■ Exercise material:
=-=-=-=-=
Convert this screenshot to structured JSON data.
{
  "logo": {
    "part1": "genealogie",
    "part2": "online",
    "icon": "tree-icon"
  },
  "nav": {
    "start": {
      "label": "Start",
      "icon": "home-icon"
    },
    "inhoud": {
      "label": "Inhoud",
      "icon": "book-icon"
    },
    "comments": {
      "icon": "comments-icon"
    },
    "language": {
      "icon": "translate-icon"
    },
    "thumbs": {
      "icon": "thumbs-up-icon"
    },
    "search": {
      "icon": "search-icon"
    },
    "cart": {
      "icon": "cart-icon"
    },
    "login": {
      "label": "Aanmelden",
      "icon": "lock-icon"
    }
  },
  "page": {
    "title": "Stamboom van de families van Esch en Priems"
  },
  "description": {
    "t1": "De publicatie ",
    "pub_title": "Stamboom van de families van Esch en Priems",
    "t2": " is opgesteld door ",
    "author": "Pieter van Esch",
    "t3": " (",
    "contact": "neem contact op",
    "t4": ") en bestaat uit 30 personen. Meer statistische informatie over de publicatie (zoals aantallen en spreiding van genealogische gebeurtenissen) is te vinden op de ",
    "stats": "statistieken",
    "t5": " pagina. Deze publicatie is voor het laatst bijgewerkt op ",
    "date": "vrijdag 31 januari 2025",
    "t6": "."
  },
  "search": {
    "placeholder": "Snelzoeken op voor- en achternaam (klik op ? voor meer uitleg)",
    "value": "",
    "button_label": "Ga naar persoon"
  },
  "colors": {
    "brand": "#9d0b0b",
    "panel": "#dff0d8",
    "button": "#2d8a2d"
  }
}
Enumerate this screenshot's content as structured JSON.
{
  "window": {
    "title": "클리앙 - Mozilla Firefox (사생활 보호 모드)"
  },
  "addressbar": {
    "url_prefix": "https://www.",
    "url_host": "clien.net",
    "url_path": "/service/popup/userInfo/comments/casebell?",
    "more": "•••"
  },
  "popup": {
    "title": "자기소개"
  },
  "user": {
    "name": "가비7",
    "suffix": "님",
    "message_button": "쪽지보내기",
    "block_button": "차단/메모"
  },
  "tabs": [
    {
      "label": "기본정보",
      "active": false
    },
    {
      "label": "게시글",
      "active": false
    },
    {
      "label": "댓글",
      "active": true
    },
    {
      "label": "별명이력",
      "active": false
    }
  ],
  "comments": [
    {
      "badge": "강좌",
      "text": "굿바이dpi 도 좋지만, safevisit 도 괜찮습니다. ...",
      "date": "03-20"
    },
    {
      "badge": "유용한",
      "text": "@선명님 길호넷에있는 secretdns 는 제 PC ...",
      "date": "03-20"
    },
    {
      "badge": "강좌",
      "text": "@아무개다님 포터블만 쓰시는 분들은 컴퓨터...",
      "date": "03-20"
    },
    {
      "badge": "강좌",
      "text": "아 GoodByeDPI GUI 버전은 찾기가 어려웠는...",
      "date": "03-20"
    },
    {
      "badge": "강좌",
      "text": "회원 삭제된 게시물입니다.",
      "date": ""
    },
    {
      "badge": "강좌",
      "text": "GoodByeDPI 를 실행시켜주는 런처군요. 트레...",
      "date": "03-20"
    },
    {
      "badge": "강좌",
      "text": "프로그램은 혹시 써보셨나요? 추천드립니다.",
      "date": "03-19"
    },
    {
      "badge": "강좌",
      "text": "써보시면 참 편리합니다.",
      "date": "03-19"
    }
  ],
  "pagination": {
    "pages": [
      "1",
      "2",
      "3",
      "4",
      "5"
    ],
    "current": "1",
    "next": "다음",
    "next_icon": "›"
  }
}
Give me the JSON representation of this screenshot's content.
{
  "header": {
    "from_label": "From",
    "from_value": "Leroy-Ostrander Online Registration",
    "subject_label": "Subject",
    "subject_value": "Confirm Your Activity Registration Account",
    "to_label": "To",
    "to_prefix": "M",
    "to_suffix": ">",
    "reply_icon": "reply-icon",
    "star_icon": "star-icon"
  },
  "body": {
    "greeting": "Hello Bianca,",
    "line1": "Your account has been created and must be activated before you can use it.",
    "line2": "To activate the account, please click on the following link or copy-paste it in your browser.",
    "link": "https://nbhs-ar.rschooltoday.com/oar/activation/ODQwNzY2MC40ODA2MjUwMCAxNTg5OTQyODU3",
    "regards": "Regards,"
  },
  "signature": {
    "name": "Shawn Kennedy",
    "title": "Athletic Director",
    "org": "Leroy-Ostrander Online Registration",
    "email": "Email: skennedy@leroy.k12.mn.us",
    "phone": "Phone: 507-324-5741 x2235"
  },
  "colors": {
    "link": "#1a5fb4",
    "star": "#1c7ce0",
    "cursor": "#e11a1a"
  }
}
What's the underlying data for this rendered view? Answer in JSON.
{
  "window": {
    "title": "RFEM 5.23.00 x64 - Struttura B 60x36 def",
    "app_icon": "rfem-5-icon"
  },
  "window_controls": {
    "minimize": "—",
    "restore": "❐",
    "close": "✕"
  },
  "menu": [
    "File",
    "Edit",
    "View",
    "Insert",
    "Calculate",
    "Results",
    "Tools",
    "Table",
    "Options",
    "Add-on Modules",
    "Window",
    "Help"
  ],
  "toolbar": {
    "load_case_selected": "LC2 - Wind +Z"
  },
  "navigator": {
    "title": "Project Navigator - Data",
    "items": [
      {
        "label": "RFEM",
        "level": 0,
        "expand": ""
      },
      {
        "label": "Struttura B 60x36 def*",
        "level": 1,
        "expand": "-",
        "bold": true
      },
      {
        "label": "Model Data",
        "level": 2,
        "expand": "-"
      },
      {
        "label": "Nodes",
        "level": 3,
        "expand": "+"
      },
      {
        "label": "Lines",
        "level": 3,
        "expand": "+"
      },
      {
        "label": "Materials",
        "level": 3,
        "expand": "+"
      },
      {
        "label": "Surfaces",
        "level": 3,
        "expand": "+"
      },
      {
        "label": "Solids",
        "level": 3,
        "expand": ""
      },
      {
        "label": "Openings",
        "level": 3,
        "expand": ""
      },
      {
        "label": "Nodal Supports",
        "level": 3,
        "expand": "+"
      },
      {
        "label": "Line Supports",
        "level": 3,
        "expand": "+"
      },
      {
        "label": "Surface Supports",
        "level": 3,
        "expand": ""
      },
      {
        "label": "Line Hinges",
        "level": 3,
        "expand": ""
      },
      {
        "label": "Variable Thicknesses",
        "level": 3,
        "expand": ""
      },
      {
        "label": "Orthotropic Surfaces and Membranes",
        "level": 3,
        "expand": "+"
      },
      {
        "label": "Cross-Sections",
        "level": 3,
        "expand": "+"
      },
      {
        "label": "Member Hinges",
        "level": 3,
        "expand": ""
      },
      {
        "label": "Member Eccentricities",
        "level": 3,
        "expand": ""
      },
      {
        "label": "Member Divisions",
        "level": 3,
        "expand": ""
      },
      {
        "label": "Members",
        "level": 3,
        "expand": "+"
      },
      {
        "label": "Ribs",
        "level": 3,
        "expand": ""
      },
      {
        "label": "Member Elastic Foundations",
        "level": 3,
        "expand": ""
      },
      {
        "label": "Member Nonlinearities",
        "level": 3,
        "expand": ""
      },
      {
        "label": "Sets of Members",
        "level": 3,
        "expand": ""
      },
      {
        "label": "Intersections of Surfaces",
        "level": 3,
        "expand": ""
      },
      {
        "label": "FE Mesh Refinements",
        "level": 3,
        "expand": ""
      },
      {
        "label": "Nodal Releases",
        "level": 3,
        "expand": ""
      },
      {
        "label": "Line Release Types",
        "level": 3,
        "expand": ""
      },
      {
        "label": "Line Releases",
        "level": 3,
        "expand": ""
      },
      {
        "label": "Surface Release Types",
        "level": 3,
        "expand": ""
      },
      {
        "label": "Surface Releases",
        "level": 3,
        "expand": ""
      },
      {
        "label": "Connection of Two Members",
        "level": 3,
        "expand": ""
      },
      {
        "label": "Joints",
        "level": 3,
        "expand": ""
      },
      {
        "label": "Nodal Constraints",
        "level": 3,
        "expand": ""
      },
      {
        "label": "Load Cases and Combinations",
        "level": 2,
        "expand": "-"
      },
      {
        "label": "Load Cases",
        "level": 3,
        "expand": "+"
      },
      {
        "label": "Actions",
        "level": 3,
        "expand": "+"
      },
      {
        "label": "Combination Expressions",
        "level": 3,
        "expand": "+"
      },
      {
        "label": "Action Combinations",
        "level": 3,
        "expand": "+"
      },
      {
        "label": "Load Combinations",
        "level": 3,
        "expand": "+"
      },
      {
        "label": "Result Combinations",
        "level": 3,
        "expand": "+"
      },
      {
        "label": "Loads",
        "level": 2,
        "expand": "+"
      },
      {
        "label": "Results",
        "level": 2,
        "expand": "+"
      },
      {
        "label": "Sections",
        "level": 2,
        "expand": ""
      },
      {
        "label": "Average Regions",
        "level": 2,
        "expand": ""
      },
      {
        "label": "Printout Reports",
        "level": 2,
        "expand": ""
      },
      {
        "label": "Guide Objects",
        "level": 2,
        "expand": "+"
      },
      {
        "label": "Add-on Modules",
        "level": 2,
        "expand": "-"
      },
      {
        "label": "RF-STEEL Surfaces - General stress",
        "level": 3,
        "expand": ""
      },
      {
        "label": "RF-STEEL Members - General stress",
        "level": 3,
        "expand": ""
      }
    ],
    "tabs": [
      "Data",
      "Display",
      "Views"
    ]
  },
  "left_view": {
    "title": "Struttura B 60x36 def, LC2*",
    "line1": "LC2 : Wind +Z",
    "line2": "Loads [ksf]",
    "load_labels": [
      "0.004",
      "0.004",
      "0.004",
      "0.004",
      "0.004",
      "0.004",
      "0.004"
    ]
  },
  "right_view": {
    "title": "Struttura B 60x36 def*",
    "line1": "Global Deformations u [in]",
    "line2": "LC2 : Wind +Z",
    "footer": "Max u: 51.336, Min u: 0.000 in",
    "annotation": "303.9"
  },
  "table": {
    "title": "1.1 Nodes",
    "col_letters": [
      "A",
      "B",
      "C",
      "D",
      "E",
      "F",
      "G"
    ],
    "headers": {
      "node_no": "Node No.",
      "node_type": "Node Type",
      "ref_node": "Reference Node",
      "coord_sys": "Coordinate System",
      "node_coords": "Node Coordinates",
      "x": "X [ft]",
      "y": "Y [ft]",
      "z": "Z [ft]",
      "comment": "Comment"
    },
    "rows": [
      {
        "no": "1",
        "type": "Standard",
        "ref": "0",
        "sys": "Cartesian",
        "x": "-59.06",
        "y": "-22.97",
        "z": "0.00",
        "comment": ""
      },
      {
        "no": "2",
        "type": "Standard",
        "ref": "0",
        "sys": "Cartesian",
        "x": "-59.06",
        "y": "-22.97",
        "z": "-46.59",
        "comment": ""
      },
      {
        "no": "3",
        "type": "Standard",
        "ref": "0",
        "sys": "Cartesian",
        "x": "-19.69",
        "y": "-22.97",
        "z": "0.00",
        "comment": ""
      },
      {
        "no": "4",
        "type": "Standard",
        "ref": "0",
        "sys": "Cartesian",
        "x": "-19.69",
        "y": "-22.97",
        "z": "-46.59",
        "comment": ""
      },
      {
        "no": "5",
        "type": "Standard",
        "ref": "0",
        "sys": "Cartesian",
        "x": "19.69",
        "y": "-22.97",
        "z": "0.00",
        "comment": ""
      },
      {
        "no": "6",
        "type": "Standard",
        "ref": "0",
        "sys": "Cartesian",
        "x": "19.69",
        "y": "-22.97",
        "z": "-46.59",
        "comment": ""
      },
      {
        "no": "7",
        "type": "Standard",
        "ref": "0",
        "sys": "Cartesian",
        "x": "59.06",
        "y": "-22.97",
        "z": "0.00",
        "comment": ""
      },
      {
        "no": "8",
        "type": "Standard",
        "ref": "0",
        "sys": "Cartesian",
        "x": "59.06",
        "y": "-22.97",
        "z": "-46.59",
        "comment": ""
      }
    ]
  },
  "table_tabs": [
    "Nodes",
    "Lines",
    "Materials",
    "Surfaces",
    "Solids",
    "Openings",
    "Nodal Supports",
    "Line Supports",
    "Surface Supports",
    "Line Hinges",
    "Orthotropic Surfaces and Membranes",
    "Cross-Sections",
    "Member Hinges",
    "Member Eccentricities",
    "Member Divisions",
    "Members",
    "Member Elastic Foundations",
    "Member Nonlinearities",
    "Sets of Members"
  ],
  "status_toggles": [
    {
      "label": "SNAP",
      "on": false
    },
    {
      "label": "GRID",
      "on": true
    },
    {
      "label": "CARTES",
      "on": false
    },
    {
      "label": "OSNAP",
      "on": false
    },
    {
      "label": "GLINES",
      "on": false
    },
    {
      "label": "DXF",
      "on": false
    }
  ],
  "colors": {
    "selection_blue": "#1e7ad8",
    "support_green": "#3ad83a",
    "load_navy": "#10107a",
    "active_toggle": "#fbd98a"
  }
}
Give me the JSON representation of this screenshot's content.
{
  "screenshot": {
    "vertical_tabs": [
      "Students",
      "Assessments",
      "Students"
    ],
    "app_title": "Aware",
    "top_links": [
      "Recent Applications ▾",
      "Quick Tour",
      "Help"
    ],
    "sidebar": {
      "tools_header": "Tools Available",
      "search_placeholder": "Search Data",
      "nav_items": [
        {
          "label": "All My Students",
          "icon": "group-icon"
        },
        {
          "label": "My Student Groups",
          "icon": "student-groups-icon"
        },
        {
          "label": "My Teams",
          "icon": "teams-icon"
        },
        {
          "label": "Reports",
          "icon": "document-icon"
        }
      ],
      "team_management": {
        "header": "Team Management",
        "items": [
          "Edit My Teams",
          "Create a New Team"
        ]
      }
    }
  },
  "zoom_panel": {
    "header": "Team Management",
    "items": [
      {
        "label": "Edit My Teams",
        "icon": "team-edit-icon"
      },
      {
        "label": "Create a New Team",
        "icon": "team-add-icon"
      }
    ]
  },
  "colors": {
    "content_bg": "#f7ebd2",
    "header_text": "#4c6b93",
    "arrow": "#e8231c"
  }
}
=-=-=-=-=
■ Short task: Read the lines above. Gather those in which the string "families" is found.

■ Solution to this task:
    "title": "Stamboom van de families van Esch en Priems"
    "pub_title": "Stamboom van de families van Esch en Priems",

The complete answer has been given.